- _Do this_
Quote the data below in full, please, without altering anything.

- _Data shown_
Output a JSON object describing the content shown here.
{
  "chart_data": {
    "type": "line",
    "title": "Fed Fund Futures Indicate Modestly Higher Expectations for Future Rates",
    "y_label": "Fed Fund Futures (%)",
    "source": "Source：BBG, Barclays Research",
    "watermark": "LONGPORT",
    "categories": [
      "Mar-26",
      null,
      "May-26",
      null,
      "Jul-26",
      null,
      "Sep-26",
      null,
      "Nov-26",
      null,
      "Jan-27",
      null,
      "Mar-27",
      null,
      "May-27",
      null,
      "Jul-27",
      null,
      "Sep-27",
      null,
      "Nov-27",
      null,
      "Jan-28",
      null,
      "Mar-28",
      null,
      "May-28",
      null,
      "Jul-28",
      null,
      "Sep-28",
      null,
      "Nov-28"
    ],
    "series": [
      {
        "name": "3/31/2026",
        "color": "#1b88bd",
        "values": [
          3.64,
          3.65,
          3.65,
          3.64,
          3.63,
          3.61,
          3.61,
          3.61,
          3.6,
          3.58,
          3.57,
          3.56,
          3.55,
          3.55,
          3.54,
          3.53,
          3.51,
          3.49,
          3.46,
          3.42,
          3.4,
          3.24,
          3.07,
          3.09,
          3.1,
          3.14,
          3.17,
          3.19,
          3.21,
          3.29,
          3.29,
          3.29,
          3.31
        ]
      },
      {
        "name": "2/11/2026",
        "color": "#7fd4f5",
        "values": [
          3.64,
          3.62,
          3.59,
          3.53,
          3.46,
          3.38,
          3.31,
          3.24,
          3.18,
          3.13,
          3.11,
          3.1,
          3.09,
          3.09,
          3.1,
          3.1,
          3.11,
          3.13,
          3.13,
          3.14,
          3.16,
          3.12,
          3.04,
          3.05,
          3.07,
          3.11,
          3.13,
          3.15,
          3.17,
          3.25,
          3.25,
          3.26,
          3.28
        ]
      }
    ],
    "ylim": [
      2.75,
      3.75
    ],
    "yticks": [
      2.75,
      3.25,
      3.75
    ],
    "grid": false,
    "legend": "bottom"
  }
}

- _Output for this exercise_
Output a JSON object describing the content shown here.
{
  "chart_data": {
    "type": "line",
    "title": "Fed Fund Futures Indicate Modestly Higher Expectations for Future Rates",
    "y_label": "Fed Fund Futures (%)",
    "source": "Source：BBG, Barclays Research",
    "watermark": "LONGPORT",
    "categories": [
      "Mar-26",
      null,
      "May-26",
      null,
      "Jul-26",
      null,
      "Sep-26",
      null,
      "Nov-26",
      null,
      "Jan-27",
      null,
      "Mar-27",
      null,
      "May-27",
      null,
      "Jul-27",
      null,
      "Sep-27",
      null,
      "Nov-27",
      null,
      "Jan-28",
      null,
      "Mar-28",
      null,
      "May-28",
      null,
      "Jul-28",
      null,
      "Sep-28",
      null,
      "Nov-28"
    ],
    "series": [
      {
        "name": "3/31/2026",
        "color": "#1b88bd",
        "values": [
          3.64,
          3.65,
          3.65,
          3.64,
          3.63,
          3.61,
          3.61,
          3.61,
          3.6,
          3.58,
          3.57,
          3.56,
          3.55,
          3.55,
          3.54,
          3.53,
          3.51,
          3.49,
          3.46,
          3.42,
          3.4,
          3.24,
          3.07,
          3.09,
          3.1,
          3.14,
          3.17,
          3.19,
          3.21,
          3.29,
          3.29,
          3.29,
          3.31
        ]
      },
      {
        "name": "2/11/2026",
        "color": "#7fd4f5",
        "values": [
          3.64,
          3.62,
          3.59,
          3.53,
          3.46,
          3.38,
          3.31,
          3.24,
          3.18,
          3.13,
          3.11,
          3.1,
          3.09,
          3.09,
          3.1,
          3.1,
          3.11,
          3.13,
          3.13,
          3.14,
          3.16,
          3.12,
          3.04,
          3.05,
          3.07,
          3.11,
          3.13,
          3.15,
          3.17,
          3.25,
          3.25,
          3.26,
          3.28
        ]
      }
    ],
    "ylim": [
      2.75,
      3.75
    ],
    "yticks": [
      2.75,
      3.25,
      3.75
    ],
    "grid": false,
    "legend": "bottom"
  }
}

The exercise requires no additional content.